-- The task --
The exercise asks you to copy every line below in which "address" appears.

-- Supplied data --
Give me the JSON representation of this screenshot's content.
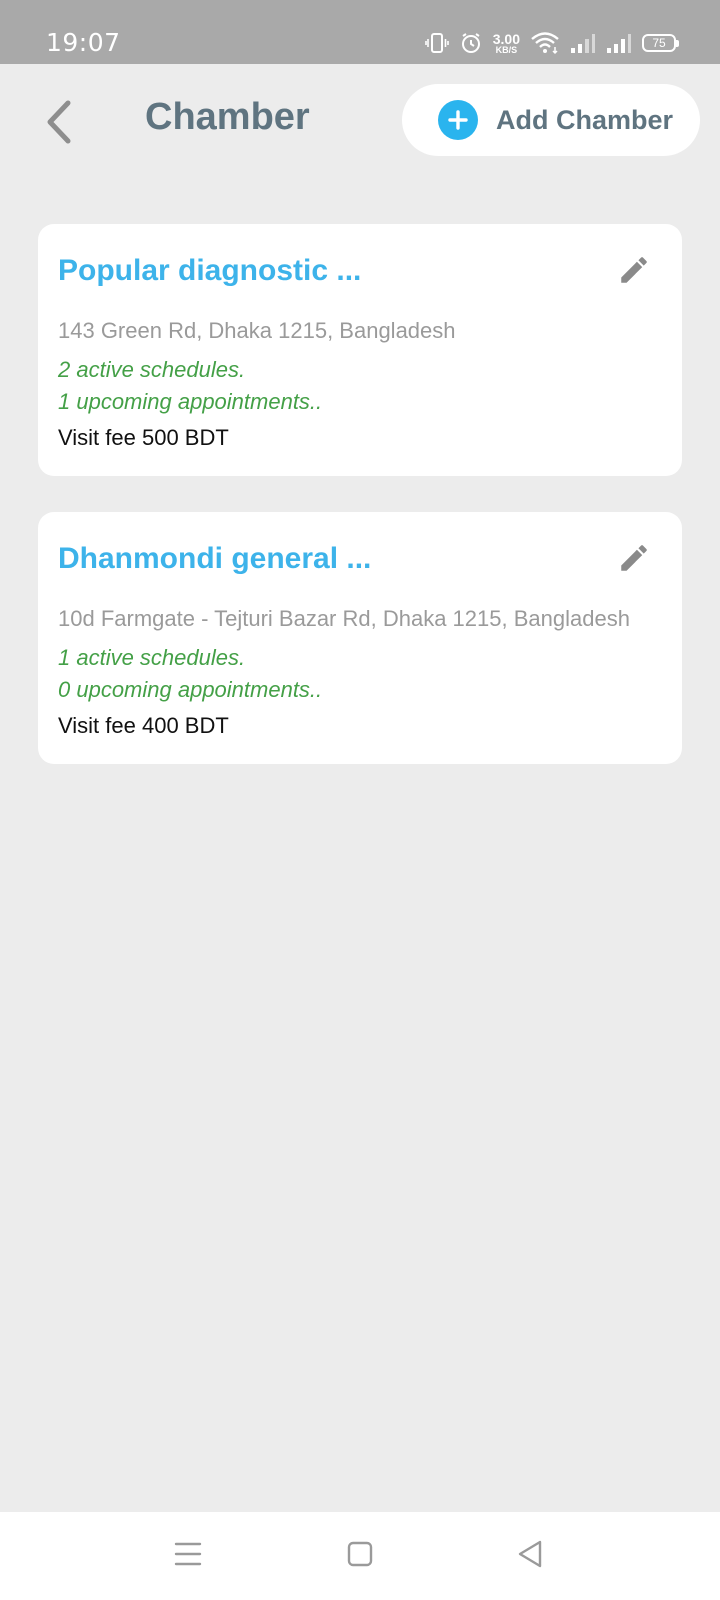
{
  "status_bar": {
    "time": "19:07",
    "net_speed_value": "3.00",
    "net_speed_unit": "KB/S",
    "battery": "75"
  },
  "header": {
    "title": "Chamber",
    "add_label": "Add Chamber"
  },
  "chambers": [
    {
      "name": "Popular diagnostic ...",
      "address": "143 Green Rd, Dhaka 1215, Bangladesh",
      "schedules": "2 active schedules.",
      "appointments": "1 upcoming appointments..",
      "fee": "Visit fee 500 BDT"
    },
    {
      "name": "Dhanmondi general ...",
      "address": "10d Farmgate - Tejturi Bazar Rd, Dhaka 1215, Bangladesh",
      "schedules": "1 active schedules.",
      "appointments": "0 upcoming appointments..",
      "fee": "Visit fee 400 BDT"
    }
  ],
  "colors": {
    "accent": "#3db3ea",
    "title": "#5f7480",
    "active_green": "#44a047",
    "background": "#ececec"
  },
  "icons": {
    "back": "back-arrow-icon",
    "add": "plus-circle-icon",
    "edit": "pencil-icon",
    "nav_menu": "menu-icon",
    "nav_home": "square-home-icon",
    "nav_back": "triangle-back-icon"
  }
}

-- Task output --
      "address": "143 Green Rd, Dhaka 1215, Bangladesh",
      "address": "10d Farmgate - Tejturi Bazar Rd, Dhaka 1215, Bangladesh",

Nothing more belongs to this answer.